## Task details
Print the data that follows exactly.

(Stored items)
.....
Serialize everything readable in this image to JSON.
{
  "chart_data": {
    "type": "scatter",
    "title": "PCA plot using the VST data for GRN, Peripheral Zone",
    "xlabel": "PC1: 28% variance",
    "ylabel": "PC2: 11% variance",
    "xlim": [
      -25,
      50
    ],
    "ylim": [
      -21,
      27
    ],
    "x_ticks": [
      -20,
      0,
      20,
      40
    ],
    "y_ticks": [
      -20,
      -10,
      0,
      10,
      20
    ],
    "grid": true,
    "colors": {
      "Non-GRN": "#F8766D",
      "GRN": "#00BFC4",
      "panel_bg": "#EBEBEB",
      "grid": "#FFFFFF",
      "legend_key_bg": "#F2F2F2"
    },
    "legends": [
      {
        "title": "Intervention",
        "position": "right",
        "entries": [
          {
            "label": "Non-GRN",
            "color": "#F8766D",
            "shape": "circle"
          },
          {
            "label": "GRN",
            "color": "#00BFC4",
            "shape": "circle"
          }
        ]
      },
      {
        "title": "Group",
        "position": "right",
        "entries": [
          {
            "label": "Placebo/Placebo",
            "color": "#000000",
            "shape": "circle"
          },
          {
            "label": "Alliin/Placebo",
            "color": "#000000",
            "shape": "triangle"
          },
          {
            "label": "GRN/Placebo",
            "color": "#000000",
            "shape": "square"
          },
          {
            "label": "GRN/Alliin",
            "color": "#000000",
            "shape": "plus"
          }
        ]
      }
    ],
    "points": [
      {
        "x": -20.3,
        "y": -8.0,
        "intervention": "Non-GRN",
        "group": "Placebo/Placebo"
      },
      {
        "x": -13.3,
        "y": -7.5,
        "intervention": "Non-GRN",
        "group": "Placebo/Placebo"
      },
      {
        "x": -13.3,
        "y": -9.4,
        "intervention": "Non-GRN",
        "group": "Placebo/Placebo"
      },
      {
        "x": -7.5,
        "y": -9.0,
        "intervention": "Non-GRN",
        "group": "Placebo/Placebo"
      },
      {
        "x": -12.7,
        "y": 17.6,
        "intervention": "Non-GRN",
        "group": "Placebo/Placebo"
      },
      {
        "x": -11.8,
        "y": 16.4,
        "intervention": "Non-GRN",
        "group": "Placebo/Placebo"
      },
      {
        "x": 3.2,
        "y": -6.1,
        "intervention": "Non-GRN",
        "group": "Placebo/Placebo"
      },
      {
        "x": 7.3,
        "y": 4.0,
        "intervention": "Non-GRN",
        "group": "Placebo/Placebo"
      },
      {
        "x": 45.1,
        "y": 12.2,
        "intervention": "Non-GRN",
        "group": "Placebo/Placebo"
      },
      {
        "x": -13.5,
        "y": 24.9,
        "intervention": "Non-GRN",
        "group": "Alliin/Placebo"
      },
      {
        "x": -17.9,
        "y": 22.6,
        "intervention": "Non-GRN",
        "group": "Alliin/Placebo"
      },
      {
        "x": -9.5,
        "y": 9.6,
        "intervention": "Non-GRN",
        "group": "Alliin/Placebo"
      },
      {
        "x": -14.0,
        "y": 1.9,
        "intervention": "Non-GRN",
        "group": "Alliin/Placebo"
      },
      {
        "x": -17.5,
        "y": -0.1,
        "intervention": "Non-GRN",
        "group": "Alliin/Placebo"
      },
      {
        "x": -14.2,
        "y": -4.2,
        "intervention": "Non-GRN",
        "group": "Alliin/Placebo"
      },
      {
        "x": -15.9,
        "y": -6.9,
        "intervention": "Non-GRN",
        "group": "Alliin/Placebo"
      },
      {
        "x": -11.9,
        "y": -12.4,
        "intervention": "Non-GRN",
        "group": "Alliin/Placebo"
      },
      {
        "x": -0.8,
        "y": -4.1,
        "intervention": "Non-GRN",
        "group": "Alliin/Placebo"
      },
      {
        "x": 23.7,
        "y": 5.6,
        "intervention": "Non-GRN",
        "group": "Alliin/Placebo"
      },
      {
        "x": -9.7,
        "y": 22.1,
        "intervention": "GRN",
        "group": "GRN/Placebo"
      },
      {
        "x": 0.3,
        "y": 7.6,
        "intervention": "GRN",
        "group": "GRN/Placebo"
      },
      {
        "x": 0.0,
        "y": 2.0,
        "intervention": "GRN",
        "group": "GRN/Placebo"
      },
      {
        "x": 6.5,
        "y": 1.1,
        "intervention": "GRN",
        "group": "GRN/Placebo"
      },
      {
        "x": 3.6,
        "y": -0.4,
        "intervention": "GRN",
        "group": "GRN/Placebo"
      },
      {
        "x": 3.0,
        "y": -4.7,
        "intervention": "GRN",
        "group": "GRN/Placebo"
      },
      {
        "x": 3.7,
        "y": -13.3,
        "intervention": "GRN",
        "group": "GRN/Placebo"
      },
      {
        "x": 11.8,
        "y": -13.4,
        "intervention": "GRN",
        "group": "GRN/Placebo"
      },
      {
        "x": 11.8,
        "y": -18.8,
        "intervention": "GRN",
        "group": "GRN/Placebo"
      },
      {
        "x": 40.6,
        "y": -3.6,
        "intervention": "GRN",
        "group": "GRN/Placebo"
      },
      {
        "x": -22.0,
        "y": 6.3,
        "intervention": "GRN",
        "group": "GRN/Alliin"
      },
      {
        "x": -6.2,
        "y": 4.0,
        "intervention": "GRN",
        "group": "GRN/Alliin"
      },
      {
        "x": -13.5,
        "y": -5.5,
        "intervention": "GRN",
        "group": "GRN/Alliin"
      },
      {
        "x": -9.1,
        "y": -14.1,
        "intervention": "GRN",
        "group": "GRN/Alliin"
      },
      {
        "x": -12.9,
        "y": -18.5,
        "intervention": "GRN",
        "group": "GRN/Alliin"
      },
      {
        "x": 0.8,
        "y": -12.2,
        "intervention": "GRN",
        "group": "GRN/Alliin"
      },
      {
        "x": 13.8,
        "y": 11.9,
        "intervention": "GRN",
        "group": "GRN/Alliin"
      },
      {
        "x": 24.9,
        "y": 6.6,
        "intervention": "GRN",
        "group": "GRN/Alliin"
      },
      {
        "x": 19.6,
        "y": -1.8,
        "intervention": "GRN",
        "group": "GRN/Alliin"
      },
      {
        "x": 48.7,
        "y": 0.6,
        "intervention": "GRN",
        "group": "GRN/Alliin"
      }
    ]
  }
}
.....
## Output of the task
Serialize everything readable in this image to JSON.
{
  "chart_data": {
    "type": "scatter",
    "title": "PCA plot using the VST data for GRN, Peripheral Zone",
    "xlabel": "PC1: 28% variance",
    "ylabel": "PC2: 11% variance",
    "xlim": [
      -25,
      50
    ],
    "ylim": [
      -21,
      27
    ],
    "x_ticks": [
      -20,
      0,
      20,
      40
    ],
    "y_ticks": [
      -20,
      -10,
      0,
      10,
      20
    ],
    "grid": true,
    "colors": {
      "Non-GRN": "#F8766D",
      "GRN": "#00BFC4",
      "panel_bg": "#EBEBEB",
      "grid": "#FFFFFF",
      "legend_key_bg": "#F2F2F2"
    },
    "legends": [
      {
        "title": "Intervention",
        "position": "right",
        "entries": [
          {
            "label": "Non-GRN",
            "color": "#F8766D",
            "shape": "circle"
          },
          {
            "label": "GRN",
            "color": "#00BFC4",
            "shape": "circle"
          }
        ]
      },
      {
        "title": "Group",
        "position": "right",
        "entries": [
          {
            "label": "Placebo/Placebo",
            "color": "#000000",
            "shape": "circle"
          },
          {
            "label": "Alliin/Placebo",
            "color": "#000000",
            "shape": "triangle"
          },
          {
            "label": "GRN/Placebo",
            "color": "#000000",
            "shape": "square"
          },
          {
            "label": "GRN/Alliin",
            "color": "#000000",
            "shape": "plus"
          }
        ]
      }
    ],
    "points": [
      {
        "x": -20.3,
        "y": -8.0,
        "intervention": "Non-GRN",
        "group": "Placebo/Placebo"
      },
      {
        "x": -13.3,
        "y": -7.5,
        "intervention": "Non-GRN",
        "group": "Placebo/Placebo"
      },
      {
        "x": -13.3,
        "y": -9.4,
        "intervention": "Non-GRN",
        "group": "Placebo/Placebo"
      },
      {
        "x": -7.5,
        "y": -9.0,
        "intervention": "Non-GRN",
        "group": "Placebo/Placebo"
      },
      {
        "x": -12.7,
        "y": 17.6,
        "intervention": "Non-GRN",
        "group": "Placebo/Placebo"
      },
      {
        "x": -11.8,
        "y": 16.4,
        "intervention": "Non-GRN",
        "group": "Placebo/Placebo"
      },
      {
        "x": 3.2,
        "y": -6.1,
        "intervention": "Non-GRN",
        "group": "Placebo/Placebo"
      },
      {
        "x": 7.3,
        "y": 4.0,
        "intervention": "Non-GRN",
        "group": "Placebo/Placebo"
      },
      {
        "x": 45.1,
        "y": 12.2,
        "intervention": "Non-GRN",
        "group": "Placebo/Placebo"
      },
      {
        "x": -13.5,
        "y": 24.9,
        "intervention": "Non-GRN",
        "group": "Alliin/Placebo"
      },
      {
        "x": -17.9,
        "y": 22.6,
        "intervention": "Non-GRN",
        "group": "Alliin/Placebo"
      },
      {
        "x": -9.5,
        "y": 9.6,
        "intervention": "Non-GRN",
        "group": "Alliin/Placebo"
      },
      {
        "x": -14.0,
        "y": 1.9,
        "intervention": "Non-GRN",
        "group": "Alliin/Placebo"
      },
      {
        "x": -17.5,
        "y": -0.1,
        "intervention": "Non-GRN",
        "group": "Alliin/Placebo"
      },
      {
        "x": -14.2,
        "y": -4.2,
        "intervention": "Non-GRN",
        "group": "Alliin/Placebo"
      },
      {
        "x": -15.9,
        "y": -6.9,
        "intervention": "Non-GRN",
        "group": "Alliin/Placebo"
      },
      {
        "x": -11.9,
        "y": -12.4,
        "intervention": "Non-GRN",
        "group": "Alliin/Placebo"
      },
      {
        "x": -0.8,
        "y": -4.1,
        "intervention": "Non-GRN",
        "group": "Alliin/Placebo"
      },
      {
        "x": 23.7,
        "y": 5.6,
        "intervention": "Non-GRN",
        "group": "Alliin/Placebo"
      },
      {
        "x": -9.7,
        "y": 22.1,
        "intervention": "GRN",
        "group": "GRN/Placebo"
      },
      {
        "x": 0.3,
        "y": 7.6,
        "intervention": "GRN",
        "group": "GRN/Placebo"
      },
      {
        "x": 0.0,
        "y": 2.0,
        "intervention": "GRN",
        "group": "GRN/Placebo"
      },
      {
        "x": 6.5,
        "y": 1.1,
        "intervention": "GRN",
        "group": "GRN/Placebo"
      },
      {
        "x": 3.6,
        "y": -0.4,
        "intervention": "GRN",
        "group": "GRN/Placebo"
      },
      {
        "x": 3.0,
        "y": -4.7,
        "intervention": "GRN",
        "group": "GRN/Placebo"
      },
      {
        "x": 3.7,
        "y": -13.3,
        "intervention": "GRN",
        "group": "GRN/Placebo"
      },
      {
        "x": 11.8,
        "y": -13.4,
        "intervention": "GRN",
        "group": "GRN/Placebo"
      },
      {
        "x": 11.8,
        "y": -18.8,
        "intervention": "GRN",
        "group": "GRN/Placebo"
      },
      {
        "x": 40.6,
        "y": -3.6,
        "intervention": "GRN",
        "group": "GRN/Placebo"
      },
      {
        "x": -22.0,
        "y": 6.3,
        "intervention": "GRN",
        "group": "GRN/Alliin"
      },
      {
        "x": -6.2,
        "y": 4.0,
        "intervention": "GRN",
        "group": "GRN/Alliin"
      },
      {
        "x": -13.5,
        "y": -5.5,
        "intervention": "GRN",
        "group": "GRN/Alliin"
      },
      {
        "x": -9.1,
        "y": -14.1,
        "intervention": "GRN",
        "group": "GRN/Alliin"
      },
      {
        "x": -12.9,
        "y": -18.5,
        "intervention": "GRN",
        "group": "GRN/Alliin"
      },
      {
        "x": 0.8,
        "y": -12.2,
        "intervention": "GRN",
        "group": "GRN/Alliin"
      },
      {
        "x": 13.8,
        "y": 11.9,
        "intervention": "GRN",
        "group": "GRN/Alliin"
      },
      {
        "x": 24.9,
        "y": 6.6,
        "intervention": "GRN",
        "group": "GRN/Alliin"
      },
      {
        "x": 19.6,
        "y": -1.8,
        "intervention": "GRN",
        "group": "GRN/Alliin"
      },
      {
        "x": 48.7,
        "y": 0.6,
        "intervention": "GRN",
        "group": "GRN/Alliin"
      }
    ]
  }
}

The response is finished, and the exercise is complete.